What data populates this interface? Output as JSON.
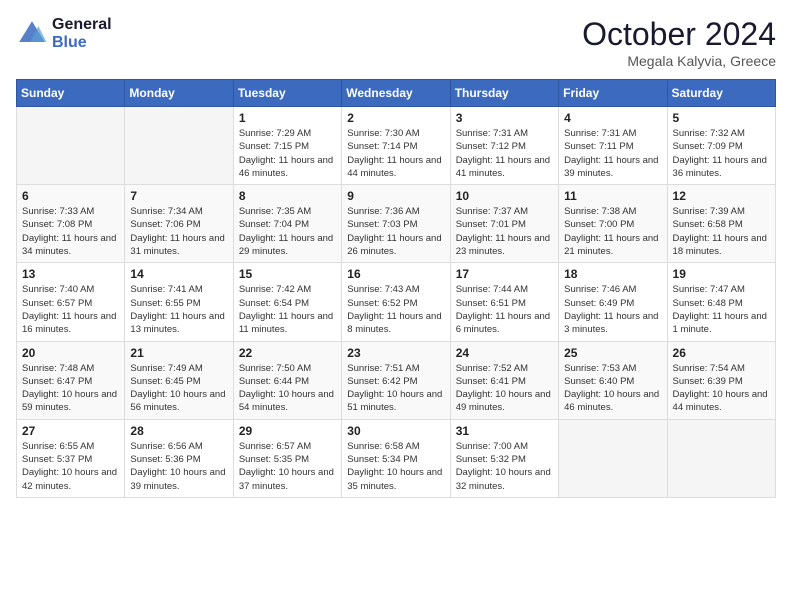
{
  "header": {
    "logo_line1": "General",
    "logo_line2": "Blue",
    "month": "October 2024",
    "location": "Megala Kalyvia, Greece"
  },
  "weekdays": [
    "Sunday",
    "Monday",
    "Tuesday",
    "Wednesday",
    "Thursday",
    "Friday",
    "Saturday"
  ],
  "weeks": [
    [
      {
        "day": null,
        "sunrise": null,
        "sunset": null,
        "daylight": null
      },
      {
        "day": null,
        "sunrise": null,
        "sunset": null,
        "daylight": null
      },
      {
        "day": "1",
        "sunrise": "Sunrise: 7:29 AM",
        "sunset": "Sunset: 7:15 PM",
        "daylight": "Daylight: 11 hours and 46 minutes."
      },
      {
        "day": "2",
        "sunrise": "Sunrise: 7:30 AM",
        "sunset": "Sunset: 7:14 PM",
        "daylight": "Daylight: 11 hours and 44 minutes."
      },
      {
        "day": "3",
        "sunrise": "Sunrise: 7:31 AM",
        "sunset": "Sunset: 7:12 PM",
        "daylight": "Daylight: 11 hours and 41 minutes."
      },
      {
        "day": "4",
        "sunrise": "Sunrise: 7:31 AM",
        "sunset": "Sunset: 7:11 PM",
        "daylight": "Daylight: 11 hours and 39 minutes."
      },
      {
        "day": "5",
        "sunrise": "Sunrise: 7:32 AM",
        "sunset": "Sunset: 7:09 PM",
        "daylight": "Daylight: 11 hours and 36 minutes."
      }
    ],
    [
      {
        "day": "6",
        "sunrise": "Sunrise: 7:33 AM",
        "sunset": "Sunset: 7:08 PM",
        "daylight": "Daylight: 11 hours and 34 minutes."
      },
      {
        "day": "7",
        "sunrise": "Sunrise: 7:34 AM",
        "sunset": "Sunset: 7:06 PM",
        "daylight": "Daylight: 11 hours and 31 minutes."
      },
      {
        "day": "8",
        "sunrise": "Sunrise: 7:35 AM",
        "sunset": "Sunset: 7:04 PM",
        "daylight": "Daylight: 11 hours and 29 minutes."
      },
      {
        "day": "9",
        "sunrise": "Sunrise: 7:36 AM",
        "sunset": "Sunset: 7:03 PM",
        "daylight": "Daylight: 11 hours and 26 minutes."
      },
      {
        "day": "10",
        "sunrise": "Sunrise: 7:37 AM",
        "sunset": "Sunset: 7:01 PM",
        "daylight": "Daylight: 11 hours and 23 minutes."
      },
      {
        "day": "11",
        "sunrise": "Sunrise: 7:38 AM",
        "sunset": "Sunset: 7:00 PM",
        "daylight": "Daylight: 11 hours and 21 minutes."
      },
      {
        "day": "12",
        "sunrise": "Sunrise: 7:39 AM",
        "sunset": "Sunset: 6:58 PM",
        "daylight": "Daylight: 11 hours and 18 minutes."
      }
    ],
    [
      {
        "day": "13",
        "sunrise": "Sunrise: 7:40 AM",
        "sunset": "Sunset: 6:57 PM",
        "daylight": "Daylight: 11 hours and 16 minutes."
      },
      {
        "day": "14",
        "sunrise": "Sunrise: 7:41 AM",
        "sunset": "Sunset: 6:55 PM",
        "daylight": "Daylight: 11 hours and 13 minutes."
      },
      {
        "day": "15",
        "sunrise": "Sunrise: 7:42 AM",
        "sunset": "Sunset: 6:54 PM",
        "daylight": "Daylight: 11 hours and 11 minutes."
      },
      {
        "day": "16",
        "sunrise": "Sunrise: 7:43 AM",
        "sunset": "Sunset: 6:52 PM",
        "daylight": "Daylight: 11 hours and 8 minutes."
      },
      {
        "day": "17",
        "sunrise": "Sunrise: 7:44 AM",
        "sunset": "Sunset: 6:51 PM",
        "daylight": "Daylight: 11 hours and 6 minutes."
      },
      {
        "day": "18",
        "sunrise": "Sunrise: 7:46 AM",
        "sunset": "Sunset: 6:49 PM",
        "daylight": "Daylight: 11 hours and 3 minutes."
      },
      {
        "day": "19",
        "sunrise": "Sunrise: 7:47 AM",
        "sunset": "Sunset: 6:48 PM",
        "daylight": "Daylight: 11 hours and 1 minute."
      }
    ],
    [
      {
        "day": "20",
        "sunrise": "Sunrise: 7:48 AM",
        "sunset": "Sunset: 6:47 PM",
        "daylight": "Daylight: 10 hours and 59 minutes."
      },
      {
        "day": "21",
        "sunrise": "Sunrise: 7:49 AM",
        "sunset": "Sunset: 6:45 PM",
        "daylight": "Daylight: 10 hours and 56 minutes."
      },
      {
        "day": "22",
        "sunrise": "Sunrise: 7:50 AM",
        "sunset": "Sunset: 6:44 PM",
        "daylight": "Daylight: 10 hours and 54 minutes."
      },
      {
        "day": "23",
        "sunrise": "Sunrise: 7:51 AM",
        "sunset": "Sunset: 6:42 PM",
        "daylight": "Daylight: 10 hours and 51 minutes."
      },
      {
        "day": "24",
        "sunrise": "Sunrise: 7:52 AM",
        "sunset": "Sunset: 6:41 PM",
        "daylight": "Daylight: 10 hours and 49 minutes."
      },
      {
        "day": "25",
        "sunrise": "Sunrise: 7:53 AM",
        "sunset": "Sunset: 6:40 PM",
        "daylight": "Daylight: 10 hours and 46 minutes."
      },
      {
        "day": "26",
        "sunrise": "Sunrise: 7:54 AM",
        "sunset": "Sunset: 6:39 PM",
        "daylight": "Daylight: 10 hours and 44 minutes."
      }
    ],
    [
      {
        "day": "27",
        "sunrise": "Sunrise: 6:55 AM",
        "sunset": "Sunset: 5:37 PM",
        "daylight": "Daylight: 10 hours and 42 minutes."
      },
      {
        "day": "28",
        "sunrise": "Sunrise: 6:56 AM",
        "sunset": "Sunset: 5:36 PM",
        "daylight": "Daylight: 10 hours and 39 minutes."
      },
      {
        "day": "29",
        "sunrise": "Sunrise: 6:57 AM",
        "sunset": "Sunset: 5:35 PM",
        "daylight": "Daylight: 10 hours and 37 minutes."
      },
      {
        "day": "30",
        "sunrise": "Sunrise: 6:58 AM",
        "sunset": "Sunset: 5:34 PM",
        "daylight": "Daylight: 10 hours and 35 minutes."
      },
      {
        "day": "31",
        "sunrise": "Sunrise: 7:00 AM",
        "sunset": "Sunset: 5:32 PM",
        "daylight": "Daylight: 10 hours and 32 minutes."
      },
      {
        "day": null,
        "sunrise": null,
        "sunset": null,
        "daylight": null
      },
      {
        "day": null,
        "sunrise": null,
        "sunset": null,
        "daylight": null
      }
    ]
  ]
}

_Problem description_. Reproduce the material in full, word for word, and omit the pictures.

_Solved problem_.
What data populates this interface? Output as JSON.
{
  "header": {
    "logo_line1": "General",
    "logo_line2": "Blue",
    "month": "October 2024",
    "location": "Megala Kalyvia, Greece"
  },
  "weekdays": [
    "Sunday",
    "Monday",
    "Tuesday",
    "Wednesday",
    "Thursday",
    "Friday",
    "Saturday"
  ],
  "weeks": [
    [
      {
        "day": null,
        "sunrise": null,
        "sunset": null,
        "daylight": null
      },
      {
        "day": null,
        "sunrise": null,
        "sunset": null,
        "daylight": null
      },
      {
        "day": "1",
        "sunrise": "Sunrise: 7:29 AM",
        "sunset": "Sunset: 7:15 PM",
        "daylight": "Daylight: 11 hours and 46 minutes."
      },
      {
        "day": "2",
        "sunrise": "Sunrise: 7:30 AM",
        "sunset": "Sunset: 7:14 PM",
        "daylight": "Daylight: 11 hours and 44 minutes."
      },
      {
        "day": "3",
        "sunrise": "Sunrise: 7:31 AM",
        "sunset": "Sunset: 7:12 PM",
        "daylight": "Daylight: 11 hours and 41 minutes."
      },
      {
        "day": "4",
        "sunrise": "Sunrise: 7:31 AM",
        "sunset": "Sunset: 7:11 PM",
        "daylight": "Daylight: 11 hours and 39 minutes."
      },
      {
        "day": "5",
        "sunrise": "Sunrise: 7:32 AM",
        "sunset": "Sunset: 7:09 PM",
        "daylight": "Daylight: 11 hours and 36 minutes."
      }
    ],
    [
      {
        "day": "6",
        "sunrise": "Sunrise: 7:33 AM",
        "sunset": "Sunset: 7:08 PM",
        "daylight": "Daylight: 11 hours and 34 minutes."
      },
      {
        "day": "7",
        "sunrise": "Sunrise: 7:34 AM",
        "sunset": "Sunset: 7:06 PM",
        "daylight": "Daylight: 11 hours and 31 minutes."
      },
      {
        "day": "8",
        "sunrise": "Sunrise: 7:35 AM",
        "sunset": "Sunset: 7:04 PM",
        "daylight": "Daylight: 11 hours and 29 minutes."
      },
      {
        "day": "9",
        "sunrise": "Sunrise: 7:36 AM",
        "sunset": "Sunset: 7:03 PM",
        "daylight": "Daylight: 11 hours and 26 minutes."
      },
      {
        "day": "10",
        "sunrise": "Sunrise: 7:37 AM",
        "sunset": "Sunset: 7:01 PM",
        "daylight": "Daylight: 11 hours and 23 minutes."
      },
      {
        "day": "11",
        "sunrise": "Sunrise: 7:38 AM",
        "sunset": "Sunset: 7:00 PM",
        "daylight": "Daylight: 11 hours and 21 minutes."
      },
      {
        "day": "12",
        "sunrise": "Sunrise: 7:39 AM",
        "sunset": "Sunset: 6:58 PM",
        "daylight": "Daylight: 11 hours and 18 minutes."
      }
    ],
    [
      {
        "day": "13",
        "sunrise": "Sunrise: 7:40 AM",
        "sunset": "Sunset: 6:57 PM",
        "daylight": "Daylight: 11 hours and 16 minutes."
      },
      {
        "day": "14",
        "sunrise": "Sunrise: 7:41 AM",
        "sunset": "Sunset: 6:55 PM",
        "daylight": "Daylight: 11 hours and 13 minutes."
      },
      {
        "day": "15",
        "sunrise": "Sunrise: 7:42 AM",
        "sunset": "Sunset: 6:54 PM",
        "daylight": "Daylight: 11 hours and 11 minutes."
      },
      {
        "day": "16",
        "sunrise": "Sunrise: 7:43 AM",
        "sunset": "Sunset: 6:52 PM",
        "daylight": "Daylight: 11 hours and 8 minutes."
      },
      {
        "day": "17",
        "sunrise": "Sunrise: 7:44 AM",
        "sunset": "Sunset: 6:51 PM",
        "daylight": "Daylight: 11 hours and 6 minutes."
      },
      {
        "day": "18",
        "sunrise": "Sunrise: 7:46 AM",
        "sunset": "Sunset: 6:49 PM",
        "daylight": "Daylight: 11 hours and 3 minutes."
      },
      {
        "day": "19",
        "sunrise": "Sunrise: 7:47 AM",
        "sunset": "Sunset: 6:48 PM",
        "daylight": "Daylight: 11 hours and 1 minute."
      }
    ],
    [
      {
        "day": "20",
        "sunrise": "Sunrise: 7:48 AM",
        "sunset": "Sunset: 6:47 PM",
        "daylight": "Daylight: 10 hours and 59 minutes."
      },
      {
        "day": "21",
        "sunrise": "Sunrise: 7:49 AM",
        "sunset": "Sunset: 6:45 PM",
        "daylight": "Daylight: 10 hours and 56 minutes."
      },
      {
        "day": "22",
        "sunrise": "Sunrise: 7:50 AM",
        "sunset": "Sunset: 6:44 PM",
        "daylight": "Daylight: 10 hours and 54 minutes."
      },
      {
        "day": "23",
        "sunrise": "Sunrise: 7:51 AM",
        "sunset": "Sunset: 6:42 PM",
        "daylight": "Daylight: 10 hours and 51 minutes."
      },
      {
        "day": "24",
        "sunrise": "Sunrise: 7:52 AM",
        "sunset": "Sunset: 6:41 PM",
        "daylight": "Daylight: 10 hours and 49 minutes."
      },
      {
        "day": "25",
        "sunrise": "Sunrise: 7:53 AM",
        "sunset": "Sunset: 6:40 PM",
        "daylight": "Daylight: 10 hours and 46 minutes."
      },
      {
        "day": "26",
        "sunrise": "Sunrise: 7:54 AM",
        "sunset": "Sunset: 6:39 PM",
        "daylight": "Daylight: 10 hours and 44 minutes."
      }
    ],
    [
      {
        "day": "27",
        "sunrise": "Sunrise: 6:55 AM",
        "sunset": "Sunset: 5:37 PM",
        "daylight": "Daylight: 10 hours and 42 minutes."
      },
      {
        "day": "28",
        "sunrise": "Sunrise: 6:56 AM",
        "sunset": "Sunset: 5:36 PM",
        "daylight": "Daylight: 10 hours and 39 minutes."
      },
      {
        "day": "29",
        "sunrise": "Sunrise: 6:57 AM",
        "sunset": "Sunset: 5:35 PM",
        "daylight": "Daylight: 10 hours and 37 minutes."
      },
      {
        "day": "30",
        "sunrise": "Sunrise: 6:58 AM",
        "sunset": "Sunset: 5:34 PM",
        "daylight": "Daylight: 10 hours and 35 minutes."
      },
      {
        "day": "31",
        "sunrise": "Sunrise: 7:00 AM",
        "sunset": "Sunset: 5:32 PM",
        "daylight": "Daylight: 10 hours and 32 minutes."
      },
      {
        "day": null,
        "sunrise": null,
        "sunset": null,
        "daylight": null
      },
      {
        "day": null,
        "sunrise": null,
        "sunset": null,
        "daylight": null
      }
    ]
  ]
}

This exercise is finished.